_Requirements_. Give all of the lines again, with nothing added or dropped.

──────── Entries shown

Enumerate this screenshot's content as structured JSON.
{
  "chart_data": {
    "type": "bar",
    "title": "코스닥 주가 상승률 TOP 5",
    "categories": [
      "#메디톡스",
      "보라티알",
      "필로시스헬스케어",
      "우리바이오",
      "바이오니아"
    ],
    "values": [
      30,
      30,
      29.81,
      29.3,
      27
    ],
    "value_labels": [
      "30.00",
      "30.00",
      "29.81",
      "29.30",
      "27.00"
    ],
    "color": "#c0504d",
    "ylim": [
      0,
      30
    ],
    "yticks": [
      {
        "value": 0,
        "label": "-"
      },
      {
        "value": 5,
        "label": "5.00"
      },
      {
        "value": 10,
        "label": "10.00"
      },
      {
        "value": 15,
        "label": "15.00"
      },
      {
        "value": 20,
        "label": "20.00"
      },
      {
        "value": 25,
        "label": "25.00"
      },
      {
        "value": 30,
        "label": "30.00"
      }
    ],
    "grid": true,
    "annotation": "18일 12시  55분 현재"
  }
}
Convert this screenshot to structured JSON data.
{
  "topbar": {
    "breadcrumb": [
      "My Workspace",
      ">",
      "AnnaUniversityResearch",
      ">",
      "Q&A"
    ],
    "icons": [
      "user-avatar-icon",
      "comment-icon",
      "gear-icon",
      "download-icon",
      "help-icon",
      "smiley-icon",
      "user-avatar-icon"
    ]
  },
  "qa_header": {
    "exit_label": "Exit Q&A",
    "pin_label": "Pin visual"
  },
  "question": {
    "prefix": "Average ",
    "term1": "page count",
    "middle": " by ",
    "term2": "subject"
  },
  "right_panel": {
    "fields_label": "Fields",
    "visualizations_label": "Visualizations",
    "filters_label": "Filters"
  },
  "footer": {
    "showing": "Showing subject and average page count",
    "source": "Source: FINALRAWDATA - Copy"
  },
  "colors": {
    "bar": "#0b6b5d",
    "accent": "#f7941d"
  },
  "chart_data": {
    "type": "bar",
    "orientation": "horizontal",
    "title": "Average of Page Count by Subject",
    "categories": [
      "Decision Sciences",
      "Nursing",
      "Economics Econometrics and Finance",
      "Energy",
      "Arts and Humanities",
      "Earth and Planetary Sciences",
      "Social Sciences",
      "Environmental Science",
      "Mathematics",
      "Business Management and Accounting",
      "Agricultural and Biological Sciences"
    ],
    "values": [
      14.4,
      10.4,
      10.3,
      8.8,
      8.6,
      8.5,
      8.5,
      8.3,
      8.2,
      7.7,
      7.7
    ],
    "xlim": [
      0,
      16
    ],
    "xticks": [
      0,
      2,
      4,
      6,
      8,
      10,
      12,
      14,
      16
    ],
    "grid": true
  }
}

────────────────

_Exercise solution_.
Enumerate this screenshot's content as structured JSON.
{
  "chart_data": {
    "type": "bar",
    "title": "코스닥 주가 상승률 TOP 5",
    "categories": [
      "#메디톡스",
      "보라티알",
      "필로시스헬스케어",
      "우리바이오",
      "바이오니아"
    ],
    "values": [
      30,
      30,
      29.81,
      29.3,
      27
    ],
    "value_labels": [
      "30.00",
      "30.00",
      "29.81",
      "29.30",
      "27.00"
    ],
    "color": "#c0504d",
    "ylim": [
      0,
      30
    ],
    "yticks": [
      {
        "value": 0,
        "label": "-"
      },
      {
        "value": 5,
        "label": "5.00"
      },
      {
        "value": 10,
        "label": "10.00"
      },
      {
        "value": 15,
        "label": "15.00"
      },
      {
        "value": 20,
        "label": "20.00"
      },
      {
        "value": 25,
        "label": "25.00"
      },
      {
        "value": 30,
        "label": "30.00"
      }
    ],
    "grid": true,
    "annotation": "18일 12시  55분 현재"
  }
}
Convert this screenshot to structured JSON data.
{
  "topbar": {
    "breadcrumb": [
      "My Workspace",
      ">",
      "AnnaUniversityResearch",
      ">",
      "Q&A"
    ],
    "icons": [
      "user-avatar-icon",
      "comment-icon",
      "gear-icon",
      "download-icon",
      "help-icon",
      "smiley-icon",
      "user-avatar-icon"
    ]
  },
  "qa_header": {
    "exit_label": "Exit Q&A",
    "pin_label": "Pin visual"
  },
  "question": {
    "prefix": "Average ",
    "term1": "page count",
    "middle": " by ",
    "term2": "subject"
  },
  "right_panel": {
    "fields_label": "Fields",
    "visualizations_label": "Visualizations",
    "filters_label": "Filters"
  },
  "footer": {
    "showing": "Showing subject and average page count",
    "source": "Source: FINALRAWDATA - Copy"
  },
  "colors": {
    "bar": "#0b6b5d",
    "accent": "#f7941d"
  },
  "chart_data": {
    "type": "bar",
    "orientation": "horizontal",
    "title": "Average of Page Count by Subject",
    "categories": [
      "Decision Sciences",
      "Nursing",
      "Economics Econometrics and Finance",
      "Energy",
      "Arts and Humanities",
      "Earth and Planetary Sciences",
      "Social Sciences",
      "Environmental Science",
      "Mathematics",
      "Business Management and Accounting",
      "Agricultural and Biological Sciences"
    ],
    "values": [
      14.4,
      10.4,
      10.3,
      8.8,
      8.6,
      8.5,
      8.5,
      8.3,
      8.2,
      7.7,
      7.7
    ],
    "xlim": [
      0,
      16
    ],
    "xticks": [
      0,
      2,
      4,
      6,
      8,
      10,
      12,
      14,
      16
    ],
    "grid": true
  }
}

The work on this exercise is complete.